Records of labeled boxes
— START —

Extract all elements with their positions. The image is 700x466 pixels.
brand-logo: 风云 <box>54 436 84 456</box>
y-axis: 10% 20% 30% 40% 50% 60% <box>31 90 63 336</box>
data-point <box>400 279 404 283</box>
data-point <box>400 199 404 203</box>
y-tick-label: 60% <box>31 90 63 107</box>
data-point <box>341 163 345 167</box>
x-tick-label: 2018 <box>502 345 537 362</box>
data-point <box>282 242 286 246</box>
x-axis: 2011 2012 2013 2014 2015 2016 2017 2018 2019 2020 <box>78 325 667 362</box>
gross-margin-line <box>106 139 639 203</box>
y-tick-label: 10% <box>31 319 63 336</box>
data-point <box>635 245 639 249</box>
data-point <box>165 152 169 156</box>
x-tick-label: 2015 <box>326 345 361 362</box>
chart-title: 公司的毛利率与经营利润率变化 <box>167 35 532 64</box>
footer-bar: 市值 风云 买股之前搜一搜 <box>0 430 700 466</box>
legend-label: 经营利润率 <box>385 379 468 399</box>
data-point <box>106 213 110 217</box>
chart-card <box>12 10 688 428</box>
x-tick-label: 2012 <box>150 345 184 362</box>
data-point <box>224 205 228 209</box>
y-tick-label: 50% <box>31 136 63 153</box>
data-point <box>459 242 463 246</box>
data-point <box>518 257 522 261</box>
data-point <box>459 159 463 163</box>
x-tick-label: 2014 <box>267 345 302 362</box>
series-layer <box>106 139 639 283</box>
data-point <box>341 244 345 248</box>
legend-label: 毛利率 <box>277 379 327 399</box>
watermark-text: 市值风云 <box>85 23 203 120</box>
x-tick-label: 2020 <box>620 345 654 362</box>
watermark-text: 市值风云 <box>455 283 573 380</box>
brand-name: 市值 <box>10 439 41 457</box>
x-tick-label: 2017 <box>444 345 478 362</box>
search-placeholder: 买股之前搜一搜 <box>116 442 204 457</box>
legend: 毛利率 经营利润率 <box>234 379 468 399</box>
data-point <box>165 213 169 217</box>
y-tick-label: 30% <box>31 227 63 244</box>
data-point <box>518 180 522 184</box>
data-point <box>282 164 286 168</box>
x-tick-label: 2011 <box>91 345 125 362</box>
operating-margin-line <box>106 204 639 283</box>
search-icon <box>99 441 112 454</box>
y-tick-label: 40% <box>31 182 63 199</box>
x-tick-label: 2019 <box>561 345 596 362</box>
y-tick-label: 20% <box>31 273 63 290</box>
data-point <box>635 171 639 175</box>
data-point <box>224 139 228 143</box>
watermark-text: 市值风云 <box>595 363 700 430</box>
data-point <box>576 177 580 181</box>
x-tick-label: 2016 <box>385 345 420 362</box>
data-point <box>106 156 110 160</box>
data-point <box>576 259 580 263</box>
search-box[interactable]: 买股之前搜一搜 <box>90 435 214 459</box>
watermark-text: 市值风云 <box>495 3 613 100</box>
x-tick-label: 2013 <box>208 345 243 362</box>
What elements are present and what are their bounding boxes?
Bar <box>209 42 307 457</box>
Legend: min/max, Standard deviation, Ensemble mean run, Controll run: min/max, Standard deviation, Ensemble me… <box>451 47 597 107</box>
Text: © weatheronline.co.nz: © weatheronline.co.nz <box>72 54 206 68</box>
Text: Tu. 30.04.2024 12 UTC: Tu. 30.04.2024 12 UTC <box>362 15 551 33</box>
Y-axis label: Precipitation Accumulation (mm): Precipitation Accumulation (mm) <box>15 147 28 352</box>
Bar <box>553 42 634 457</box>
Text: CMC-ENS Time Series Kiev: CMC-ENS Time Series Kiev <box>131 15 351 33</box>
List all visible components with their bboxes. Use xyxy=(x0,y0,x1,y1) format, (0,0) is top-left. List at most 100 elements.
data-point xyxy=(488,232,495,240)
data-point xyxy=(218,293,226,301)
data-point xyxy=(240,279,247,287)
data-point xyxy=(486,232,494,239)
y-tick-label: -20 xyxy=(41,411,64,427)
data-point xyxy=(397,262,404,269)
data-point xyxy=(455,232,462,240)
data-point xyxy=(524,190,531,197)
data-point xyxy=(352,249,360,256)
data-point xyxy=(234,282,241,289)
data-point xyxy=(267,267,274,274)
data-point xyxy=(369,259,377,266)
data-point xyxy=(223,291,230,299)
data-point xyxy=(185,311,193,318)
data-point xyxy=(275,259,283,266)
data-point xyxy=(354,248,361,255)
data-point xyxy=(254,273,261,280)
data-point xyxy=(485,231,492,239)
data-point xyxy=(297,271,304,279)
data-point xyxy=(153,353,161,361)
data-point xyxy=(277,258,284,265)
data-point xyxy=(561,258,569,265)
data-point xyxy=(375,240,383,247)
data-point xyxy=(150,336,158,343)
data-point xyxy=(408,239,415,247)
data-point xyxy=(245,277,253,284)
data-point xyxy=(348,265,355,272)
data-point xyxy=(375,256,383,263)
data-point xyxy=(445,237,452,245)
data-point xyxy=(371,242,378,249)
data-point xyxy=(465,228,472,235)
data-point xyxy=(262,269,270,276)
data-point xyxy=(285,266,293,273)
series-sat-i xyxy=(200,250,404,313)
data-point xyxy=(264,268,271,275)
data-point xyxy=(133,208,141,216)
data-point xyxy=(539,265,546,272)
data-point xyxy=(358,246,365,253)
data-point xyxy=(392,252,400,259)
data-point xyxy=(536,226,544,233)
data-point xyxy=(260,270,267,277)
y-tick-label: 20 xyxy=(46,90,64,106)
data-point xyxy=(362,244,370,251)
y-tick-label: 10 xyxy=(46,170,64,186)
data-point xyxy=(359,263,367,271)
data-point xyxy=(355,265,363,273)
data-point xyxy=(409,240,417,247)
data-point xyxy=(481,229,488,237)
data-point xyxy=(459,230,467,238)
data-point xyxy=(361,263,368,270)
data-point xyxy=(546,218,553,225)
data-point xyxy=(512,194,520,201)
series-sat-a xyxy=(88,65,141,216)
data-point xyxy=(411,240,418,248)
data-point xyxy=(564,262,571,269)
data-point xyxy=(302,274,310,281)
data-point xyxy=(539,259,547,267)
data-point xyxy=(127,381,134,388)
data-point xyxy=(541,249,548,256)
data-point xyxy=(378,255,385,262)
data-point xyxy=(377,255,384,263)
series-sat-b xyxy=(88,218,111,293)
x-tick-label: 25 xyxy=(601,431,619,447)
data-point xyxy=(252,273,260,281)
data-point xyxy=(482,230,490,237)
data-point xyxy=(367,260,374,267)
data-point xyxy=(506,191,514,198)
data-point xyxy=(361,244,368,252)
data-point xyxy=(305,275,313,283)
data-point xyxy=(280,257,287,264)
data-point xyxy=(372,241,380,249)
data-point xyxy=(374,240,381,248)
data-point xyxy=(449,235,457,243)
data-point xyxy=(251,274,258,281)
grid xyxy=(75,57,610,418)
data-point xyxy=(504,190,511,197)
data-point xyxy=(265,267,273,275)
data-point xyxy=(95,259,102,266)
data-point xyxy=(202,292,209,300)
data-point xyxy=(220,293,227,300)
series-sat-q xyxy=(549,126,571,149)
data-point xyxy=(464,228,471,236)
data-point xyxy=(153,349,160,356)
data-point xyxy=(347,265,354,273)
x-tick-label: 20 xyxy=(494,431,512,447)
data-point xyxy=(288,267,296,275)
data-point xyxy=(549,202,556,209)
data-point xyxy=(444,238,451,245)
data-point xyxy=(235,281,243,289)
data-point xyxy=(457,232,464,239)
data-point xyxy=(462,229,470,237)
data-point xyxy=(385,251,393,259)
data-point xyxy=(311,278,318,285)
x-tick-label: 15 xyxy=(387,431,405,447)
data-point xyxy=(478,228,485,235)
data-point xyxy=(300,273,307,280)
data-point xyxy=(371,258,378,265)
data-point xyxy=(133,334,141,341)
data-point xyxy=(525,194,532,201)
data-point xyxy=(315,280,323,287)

— END —

Render as a numbered list the lines running from the start of the records above through the line that contains "chart-title: 公司的毛利率与经营利润率变化 <box>167", including both ends and omitting any blank lines.

[SOLUTION TO THIS TASK]
1. Extract all elements with their positions. The image is 700x466 pixels.
2. brand-logo: 风云 <box>54 436 84 456</box>
3. y-axis: 10% 20% 30% 40% 50% 60% <box>31 90 63 336</box>
4. data-point <box>400 279 404 283</box>
5. data-point <box>400 199 404 203</box>
6. y-tick-label: 60% <box>31 90 63 107</box>
7. data-point <box>341 163 345 167</box>
8. x-tick-label: 2018 <box>502 345 537 362</box>
9. data-point <box>282 242 286 246</box>
10. x-axis: 2011 2012 2013 2014 2015 2016 2017 2018 2019 2020 <box>78 325 667 362</box>
11. gross-margin-line <box>106 139 639 203</box>
12. y-tick-label: 10% <box>31 319 63 336</box>
13. data-point <box>635 245 639 249</box>
14. data-point <box>165 152 169 156</box>
15. x-tick-label: 2015 <box>326 345 361 362</box>
16. chart-title: 公司的毛利率与经营利润率变化 <box>167 35 532 64</box>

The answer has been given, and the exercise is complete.